§ **GIVEN EXERCISE**
Reproduce each line of the material precisely.

§ **RECORDS**
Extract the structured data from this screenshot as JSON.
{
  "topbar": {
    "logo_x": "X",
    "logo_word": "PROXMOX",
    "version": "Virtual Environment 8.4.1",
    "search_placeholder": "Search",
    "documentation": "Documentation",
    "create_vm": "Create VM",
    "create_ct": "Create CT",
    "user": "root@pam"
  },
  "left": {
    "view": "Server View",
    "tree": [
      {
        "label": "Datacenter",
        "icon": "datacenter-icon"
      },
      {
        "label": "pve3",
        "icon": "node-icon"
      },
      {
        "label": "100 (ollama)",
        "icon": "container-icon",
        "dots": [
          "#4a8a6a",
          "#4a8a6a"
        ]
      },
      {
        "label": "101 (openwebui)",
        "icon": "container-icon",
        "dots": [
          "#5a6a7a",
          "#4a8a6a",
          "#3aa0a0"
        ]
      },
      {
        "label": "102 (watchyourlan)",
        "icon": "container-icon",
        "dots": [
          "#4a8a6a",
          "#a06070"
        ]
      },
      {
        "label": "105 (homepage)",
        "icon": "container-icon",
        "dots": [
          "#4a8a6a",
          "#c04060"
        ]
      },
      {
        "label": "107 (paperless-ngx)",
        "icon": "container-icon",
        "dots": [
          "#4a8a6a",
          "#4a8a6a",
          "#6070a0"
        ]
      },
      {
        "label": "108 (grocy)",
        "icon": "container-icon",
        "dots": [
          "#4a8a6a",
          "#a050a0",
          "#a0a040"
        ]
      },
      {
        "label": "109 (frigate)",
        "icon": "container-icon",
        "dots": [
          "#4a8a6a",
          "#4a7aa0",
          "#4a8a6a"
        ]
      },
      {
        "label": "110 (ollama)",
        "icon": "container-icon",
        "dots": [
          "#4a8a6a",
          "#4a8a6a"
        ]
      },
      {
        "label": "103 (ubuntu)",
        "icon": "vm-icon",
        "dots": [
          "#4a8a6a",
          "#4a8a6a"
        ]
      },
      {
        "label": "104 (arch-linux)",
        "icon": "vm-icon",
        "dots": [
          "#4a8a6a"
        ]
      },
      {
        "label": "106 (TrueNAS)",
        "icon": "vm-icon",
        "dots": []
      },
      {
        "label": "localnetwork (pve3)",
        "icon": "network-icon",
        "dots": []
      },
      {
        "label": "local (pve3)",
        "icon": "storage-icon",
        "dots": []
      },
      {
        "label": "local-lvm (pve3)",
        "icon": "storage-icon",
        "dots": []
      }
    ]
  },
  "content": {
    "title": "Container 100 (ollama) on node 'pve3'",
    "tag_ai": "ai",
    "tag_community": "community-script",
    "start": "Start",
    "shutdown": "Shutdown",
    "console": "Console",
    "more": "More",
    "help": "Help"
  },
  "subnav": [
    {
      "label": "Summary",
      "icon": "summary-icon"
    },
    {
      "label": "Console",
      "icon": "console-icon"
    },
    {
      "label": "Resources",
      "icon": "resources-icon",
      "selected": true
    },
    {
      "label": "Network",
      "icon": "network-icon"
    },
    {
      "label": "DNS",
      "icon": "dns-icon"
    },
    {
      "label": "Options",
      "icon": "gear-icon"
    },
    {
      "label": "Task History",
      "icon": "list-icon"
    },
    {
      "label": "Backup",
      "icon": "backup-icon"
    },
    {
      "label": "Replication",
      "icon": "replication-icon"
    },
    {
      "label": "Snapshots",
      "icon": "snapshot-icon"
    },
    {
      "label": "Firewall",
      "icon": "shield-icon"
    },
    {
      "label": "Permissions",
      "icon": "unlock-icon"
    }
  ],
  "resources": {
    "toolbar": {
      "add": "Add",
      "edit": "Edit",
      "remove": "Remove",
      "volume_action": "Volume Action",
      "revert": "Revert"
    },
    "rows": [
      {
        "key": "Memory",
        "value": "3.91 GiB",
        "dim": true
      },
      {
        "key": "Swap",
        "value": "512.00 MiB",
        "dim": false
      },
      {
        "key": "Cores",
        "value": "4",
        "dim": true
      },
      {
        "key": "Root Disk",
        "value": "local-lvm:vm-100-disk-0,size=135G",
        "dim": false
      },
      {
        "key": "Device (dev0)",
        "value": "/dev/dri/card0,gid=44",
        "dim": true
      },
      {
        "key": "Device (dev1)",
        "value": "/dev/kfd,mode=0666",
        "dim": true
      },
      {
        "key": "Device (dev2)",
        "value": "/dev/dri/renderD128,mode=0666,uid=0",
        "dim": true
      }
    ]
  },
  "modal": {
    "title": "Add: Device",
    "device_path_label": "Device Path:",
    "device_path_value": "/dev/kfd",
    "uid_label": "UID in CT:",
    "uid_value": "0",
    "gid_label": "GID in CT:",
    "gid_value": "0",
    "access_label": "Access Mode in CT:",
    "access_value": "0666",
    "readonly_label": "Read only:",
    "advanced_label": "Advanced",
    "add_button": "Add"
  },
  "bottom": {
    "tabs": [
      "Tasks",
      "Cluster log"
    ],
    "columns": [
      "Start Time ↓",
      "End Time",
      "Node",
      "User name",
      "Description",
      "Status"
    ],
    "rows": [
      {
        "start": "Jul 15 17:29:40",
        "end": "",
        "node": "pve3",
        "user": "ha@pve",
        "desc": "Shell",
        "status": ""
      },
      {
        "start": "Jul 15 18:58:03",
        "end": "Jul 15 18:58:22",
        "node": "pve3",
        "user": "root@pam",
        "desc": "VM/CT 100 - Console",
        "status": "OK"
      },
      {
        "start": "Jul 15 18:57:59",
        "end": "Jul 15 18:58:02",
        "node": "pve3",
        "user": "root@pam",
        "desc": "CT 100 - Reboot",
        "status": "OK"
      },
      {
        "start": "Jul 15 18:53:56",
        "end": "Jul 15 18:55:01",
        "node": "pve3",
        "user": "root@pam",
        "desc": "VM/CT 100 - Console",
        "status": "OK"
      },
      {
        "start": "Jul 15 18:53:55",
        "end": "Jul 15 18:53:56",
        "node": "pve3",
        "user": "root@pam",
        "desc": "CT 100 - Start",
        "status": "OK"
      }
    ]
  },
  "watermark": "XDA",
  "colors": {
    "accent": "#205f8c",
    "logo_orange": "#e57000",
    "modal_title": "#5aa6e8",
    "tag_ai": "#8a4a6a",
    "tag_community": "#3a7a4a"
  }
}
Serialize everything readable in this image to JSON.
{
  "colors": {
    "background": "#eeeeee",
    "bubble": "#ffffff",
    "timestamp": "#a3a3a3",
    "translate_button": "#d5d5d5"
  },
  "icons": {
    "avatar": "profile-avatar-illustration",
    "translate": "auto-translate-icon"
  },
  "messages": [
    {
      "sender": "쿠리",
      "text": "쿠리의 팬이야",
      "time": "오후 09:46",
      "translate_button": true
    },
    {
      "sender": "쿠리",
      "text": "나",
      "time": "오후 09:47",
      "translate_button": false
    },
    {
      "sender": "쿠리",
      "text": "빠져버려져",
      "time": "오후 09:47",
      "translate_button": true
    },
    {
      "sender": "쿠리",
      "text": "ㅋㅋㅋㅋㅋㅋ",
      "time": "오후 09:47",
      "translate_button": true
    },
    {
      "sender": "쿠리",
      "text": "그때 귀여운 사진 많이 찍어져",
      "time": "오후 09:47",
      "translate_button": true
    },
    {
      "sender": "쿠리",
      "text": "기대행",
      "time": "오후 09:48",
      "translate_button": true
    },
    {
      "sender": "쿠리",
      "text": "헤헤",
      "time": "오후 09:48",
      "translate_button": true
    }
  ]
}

§ **OUTPUT OF THE TASK**
Extract the structured data from this screenshot as JSON.
{
  "topbar": {
    "logo_x": "X",
    "logo_word": "PROXMOX",
    "version": "Virtual Environment 8.4.1",
    "search_placeholder": "Search",
    "documentation": "Documentation",
    "create_vm": "Create VM",
    "create_ct": "Create CT",
    "user": "root@pam"
  },
  "left": {
    "view": "Server View",
    "tree": [
      {
        "label": "Datacenter",
        "icon": "datacenter-icon"
      },
      {
        "label": "pve3",
        "icon": "node-icon"
      },
      {
        "label": "100 (ollama)",
        "icon": "container-icon",
        "dots": [
          "#4a8a6a",
          "#4a8a6a"
        ]
      },
      {
        "label": "101 (openwebui)",
        "icon": "container-icon",
        "dots": [
          "#5a6a7a",
          "#4a8a6a",
          "#3aa0a0"
        ]
      },
      {
        "label": "102 (watchyourlan)",
        "icon": "container-icon",
        "dots": [
          "#4a8a6a",
          "#a06070"
        ]
      },
      {
        "label": "105 (homepage)",
        "icon": "container-icon",
        "dots": [
          "#4a8a6a",
          "#c04060"
        ]
      },
      {
        "label": "107 (paperless-ngx)",
        "icon": "container-icon",
        "dots": [
          "#4a8a6a",
          "#4a8a6a",
          "#6070a0"
        ]
      },
      {
        "label": "108 (grocy)",
        "icon": "container-icon",
        "dots": [
          "#4a8a6a",
          "#a050a0",
          "#a0a040"
        ]
      },
      {
        "label": "109 (frigate)",
        "icon": "container-icon",
        "dots": [
          "#4a8a6a",
          "#4a7aa0",
          "#4a8a6a"
        ]
      },
      {
        "label": "110 (ollama)",
        "icon": "container-icon",
        "dots": [
          "#4a8a6a",
          "#4a8a6a"
        ]
      },
      {
        "label": "103 (ubuntu)",
        "icon": "vm-icon",
        "dots": [
          "#4a8a6a",
          "#4a8a6a"
        ]
      },
      {
        "label": "104 (arch-linux)",
        "icon": "vm-icon",
        "dots": [
          "#4a8a6a"
        ]
      },
      {
        "label": "106 (TrueNAS)",
        "icon": "vm-icon",
        "dots": []
      },
      {
        "label": "localnetwork (pve3)",
        "icon": "network-icon",
        "dots": []
      },
      {
        "label": "local (pve3)",
        "icon": "storage-icon",
        "dots": []
      },
      {
        "label": "local-lvm (pve3)",
        "icon": "storage-icon",
        "dots": []
      }
    ]
  },
  "content": {
    "title": "Container 100 (ollama) on node 'pve3'",
    "tag_ai": "ai",
    "tag_community": "community-script",
    "start": "Start",
    "shutdown": "Shutdown",
    "console": "Console",
    "more": "More",
    "help": "Help"
  },
  "subnav": [
    {
      "label": "Summary",
      "icon": "summary-icon"
    },
    {
      "label": "Console",
      "icon": "console-icon"
    },
    {
      "label": "Resources",
      "icon": "resources-icon",
      "selected": true
    },
    {
      "label": "Network",
      "icon": "network-icon"
    },
    {
      "label": "DNS",
      "icon": "dns-icon"
    },
    {
      "label": "Options",
      "icon": "gear-icon"
    },
    {
      "label": "Task History",
      "icon": "list-icon"
    },
    {
      "label": "Backup",
      "icon": "backup-icon"
    },
    {
      "label": "Replication",
      "icon": "replication-icon"
    },
    {
      "label": "Snapshots",
      "icon": "snapshot-icon"
    },
    {
      "label": "Firewall",
      "icon": "shield-icon"
    },
    {
      "label": "Permissions",
      "icon": "unlock-icon"
    }
  ],
  "resources": {
    "toolbar": {
      "add": "Add",
      "edit": "Edit",
      "remove": "Remove",
      "volume_action": "Volume Action",
      "revert": "Revert"
    },
    "rows": [
      {
        "key": "Memory",
        "value": "3.91 GiB",
        "dim": true
      },
      {
        "key": "Swap",
        "value": "512.00 MiB",
        "dim": false
      },
      {
        "key": "Cores",
        "value": "4",
        "dim": true
      },
      {
        "key": "Root Disk",
        "value": "local-lvm:vm-100-disk-0,size=135G",
        "dim": false
      },
      {
        "key": "Device (dev0)",
        "value": "/dev/dri/card0,gid=44",
        "dim": true
      },
      {
        "key": "Device (dev1)",
        "value": "/dev/kfd,mode=0666",
        "dim": true
      },
      {
        "key": "Device (dev2)",
        "value": "/dev/dri/renderD128,mode=0666,uid=0",
        "dim": true
      }
    ]
  },
  "modal": {
    "title": "Add: Device",
    "device_path_label": "Device Path:",
    "device_path_value": "/dev/kfd",
    "uid_label": "UID in CT:",
    "uid_value": "0",
    "gid_label": "GID in CT:",
    "gid_value": "0",
    "access_label": "Access Mode in CT:",
    "access_value": "0666",
    "readonly_label": "Read only:",
    "advanced_label": "Advanced",
    "add_button": "Add"
  },
  "bottom": {
    "tabs": [
      "Tasks",
      "Cluster log"
    ],
    "columns": [
      "Start Time ↓",
      "End Time",
      "Node",
      "User name",
      "Description",
      "Status"
    ],
    "rows": [
      {
        "start": "Jul 15 17:29:40",
        "end": "",
        "node": "pve3",
        "user": "ha@pve",
        "desc": "Shell",
        "status": ""
      },
      {
        "start": "Jul 15 18:58:03",
        "end": "Jul 15 18:58:22",
        "node": "pve3",
        "user": "root@pam",
        "desc": "VM/CT 100 - Console",
        "status": "OK"
      },
      {
        "start": "Jul 15 18:57:59",
        "end": "Jul 15 18:58:02",
        "node": "pve3",
        "user": "root@pam",
        "desc": "CT 100 - Reboot",
        "status": "OK"
      },
      {
        "start": "Jul 15 18:53:56",
        "end": "Jul 15 18:55:01",
        "node": "pve3",
        "user": "root@pam",
        "desc": "VM/CT 100 - Console",
        "status": "OK"
      },
      {
        "start": "Jul 15 18:53:55",
        "end": "Jul 15 18:53:56",
        "node": "pve3",
        "user": "root@pam",
        "desc": "CT 100 - Start",
        "status": "OK"
      }
    ]
  },
  "watermark": "XDA",
  "colors": {
    "accent": "#205f8c",
    "logo_orange": "#e57000",
    "modal_title": "#5aa6e8",
    "tag_ai": "#8a4a6a",
    "tag_community": "#3a7a4a"
  }
}
Serialize everything readable in this image to JSON.
{
  "colors": {
    "background": "#eeeeee",
    "bubble": "#ffffff",
    "timestamp": "#a3a3a3",
    "translate_button": "#d5d5d5"
  },
  "icons": {
    "avatar": "profile-avatar-illustration",
    "translate": "auto-translate-icon"
  },
  "messages": [
    {
      "sender": "쿠리",
      "text": "쿠리의 팬이야",
      "time": "오후 09:46",
      "translate_button": true
    },
    {
      "sender": "쿠리",
      "text": "나",
      "time": "오후 09:47",
      "translate_button": false
    },
    {
      "sender": "쿠리",
      "text": "빠져버려져",
      "time": "오후 09:47",
      "translate_button": true
    },
    {
      "sender": "쿠리",
      "text": "ㅋㅋㅋㅋㅋㅋ",
      "time": "오후 09:47",
      "translate_button": true
    },
    {
      "sender": "쿠리",
      "text": "그때 귀여운 사진 많이 찍어져",
      "time": "오후 09:47",
      "translate_button": true
    },
    {
      "sender": "쿠리",
      "text": "기대행",
      "time": "오후 09:48",
      "translate_button": true
    },
    {
      "sender": "쿠리",
      "text": "헤헤",
      "time": "오후 09:48",
      "translate_button": true
    }
  ]
}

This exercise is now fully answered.